• [The exercise]
From the listing below, pull out the lines that hold "Kentucky".

• [Entries shown]
Begin

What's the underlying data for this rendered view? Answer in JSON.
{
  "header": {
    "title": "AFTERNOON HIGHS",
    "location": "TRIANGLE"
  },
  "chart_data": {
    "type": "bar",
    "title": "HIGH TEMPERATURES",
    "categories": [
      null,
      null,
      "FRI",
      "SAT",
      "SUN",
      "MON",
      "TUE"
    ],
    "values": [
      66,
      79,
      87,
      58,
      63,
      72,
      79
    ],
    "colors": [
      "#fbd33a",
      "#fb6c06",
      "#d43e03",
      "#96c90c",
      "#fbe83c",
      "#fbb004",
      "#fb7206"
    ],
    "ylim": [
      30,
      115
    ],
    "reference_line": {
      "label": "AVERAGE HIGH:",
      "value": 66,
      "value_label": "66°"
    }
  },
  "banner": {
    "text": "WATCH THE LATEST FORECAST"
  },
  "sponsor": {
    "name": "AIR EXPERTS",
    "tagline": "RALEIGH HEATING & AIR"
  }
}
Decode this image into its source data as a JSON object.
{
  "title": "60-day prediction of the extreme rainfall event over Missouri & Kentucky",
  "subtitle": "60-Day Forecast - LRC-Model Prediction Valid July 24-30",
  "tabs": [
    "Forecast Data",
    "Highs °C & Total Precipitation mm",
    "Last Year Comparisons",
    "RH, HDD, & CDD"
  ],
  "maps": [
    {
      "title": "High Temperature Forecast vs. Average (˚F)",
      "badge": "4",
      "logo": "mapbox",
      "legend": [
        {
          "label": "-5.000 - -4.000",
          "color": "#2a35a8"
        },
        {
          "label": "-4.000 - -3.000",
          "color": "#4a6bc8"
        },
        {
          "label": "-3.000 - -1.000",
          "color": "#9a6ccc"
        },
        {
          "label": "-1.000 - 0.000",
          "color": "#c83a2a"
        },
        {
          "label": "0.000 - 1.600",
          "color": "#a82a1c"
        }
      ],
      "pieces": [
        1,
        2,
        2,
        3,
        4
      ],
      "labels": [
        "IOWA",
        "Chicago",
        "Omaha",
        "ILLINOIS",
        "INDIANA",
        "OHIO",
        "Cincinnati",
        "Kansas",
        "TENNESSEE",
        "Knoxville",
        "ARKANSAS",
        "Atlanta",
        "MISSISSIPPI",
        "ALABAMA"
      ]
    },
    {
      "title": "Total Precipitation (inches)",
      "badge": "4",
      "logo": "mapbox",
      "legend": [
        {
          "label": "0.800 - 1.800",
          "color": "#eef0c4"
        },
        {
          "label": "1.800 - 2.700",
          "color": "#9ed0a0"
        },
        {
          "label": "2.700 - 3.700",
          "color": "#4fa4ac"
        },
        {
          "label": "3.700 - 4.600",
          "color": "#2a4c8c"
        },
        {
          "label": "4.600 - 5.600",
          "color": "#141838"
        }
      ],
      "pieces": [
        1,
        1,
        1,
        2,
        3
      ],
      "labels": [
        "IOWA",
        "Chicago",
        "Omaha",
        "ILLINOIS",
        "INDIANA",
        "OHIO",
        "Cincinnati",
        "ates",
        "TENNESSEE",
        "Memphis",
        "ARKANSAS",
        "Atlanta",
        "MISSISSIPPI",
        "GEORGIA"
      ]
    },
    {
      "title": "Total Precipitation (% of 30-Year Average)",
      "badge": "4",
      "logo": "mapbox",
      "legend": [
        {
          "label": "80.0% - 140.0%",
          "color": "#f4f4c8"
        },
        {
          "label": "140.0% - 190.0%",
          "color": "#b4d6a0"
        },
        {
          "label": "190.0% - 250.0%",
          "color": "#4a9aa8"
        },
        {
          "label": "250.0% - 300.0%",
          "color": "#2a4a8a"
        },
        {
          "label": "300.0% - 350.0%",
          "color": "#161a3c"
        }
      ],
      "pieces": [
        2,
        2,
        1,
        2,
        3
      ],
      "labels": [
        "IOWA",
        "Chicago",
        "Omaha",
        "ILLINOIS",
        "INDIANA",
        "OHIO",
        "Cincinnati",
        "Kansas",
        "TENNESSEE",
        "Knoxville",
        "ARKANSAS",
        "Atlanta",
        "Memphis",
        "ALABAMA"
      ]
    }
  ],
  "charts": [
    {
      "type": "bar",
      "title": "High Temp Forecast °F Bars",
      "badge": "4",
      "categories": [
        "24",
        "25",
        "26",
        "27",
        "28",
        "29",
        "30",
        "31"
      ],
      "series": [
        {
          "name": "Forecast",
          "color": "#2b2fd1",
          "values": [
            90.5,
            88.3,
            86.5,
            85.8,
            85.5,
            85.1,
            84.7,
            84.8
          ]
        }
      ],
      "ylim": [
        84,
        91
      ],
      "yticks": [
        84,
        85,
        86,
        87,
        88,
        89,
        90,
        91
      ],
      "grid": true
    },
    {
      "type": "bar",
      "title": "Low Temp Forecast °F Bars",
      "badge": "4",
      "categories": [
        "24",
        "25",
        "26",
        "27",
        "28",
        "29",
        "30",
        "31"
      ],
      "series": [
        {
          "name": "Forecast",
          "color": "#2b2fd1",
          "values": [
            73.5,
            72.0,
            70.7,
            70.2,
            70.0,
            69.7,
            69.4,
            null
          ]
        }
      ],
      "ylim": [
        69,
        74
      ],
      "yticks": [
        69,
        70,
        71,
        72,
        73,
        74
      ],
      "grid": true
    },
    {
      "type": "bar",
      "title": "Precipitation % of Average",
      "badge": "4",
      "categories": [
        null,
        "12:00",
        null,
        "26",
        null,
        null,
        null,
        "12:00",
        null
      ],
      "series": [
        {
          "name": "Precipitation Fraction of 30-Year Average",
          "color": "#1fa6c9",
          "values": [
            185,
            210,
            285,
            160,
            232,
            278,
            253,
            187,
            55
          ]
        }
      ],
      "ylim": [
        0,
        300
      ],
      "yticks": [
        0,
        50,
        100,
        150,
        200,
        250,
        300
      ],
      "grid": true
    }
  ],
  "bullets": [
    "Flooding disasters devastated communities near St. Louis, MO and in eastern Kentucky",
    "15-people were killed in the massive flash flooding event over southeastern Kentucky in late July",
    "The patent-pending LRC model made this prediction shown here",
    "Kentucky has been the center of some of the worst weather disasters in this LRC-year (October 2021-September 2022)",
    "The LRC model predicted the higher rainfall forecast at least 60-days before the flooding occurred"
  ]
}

End

• [Correct response]
  "title": "60-day prediction of the extreme rainfall event over Missouri & Kentucky",
    "Flooding disasters devastated communities near St. Louis, MO and in eastern Kentucky",
    "15-people were killed in the massive flash flooding event over southeastern Kentucky in late July",
    "Kentucky has been the center of some of the worst weather disasters in this LRC-year (October 2021-September 2022)",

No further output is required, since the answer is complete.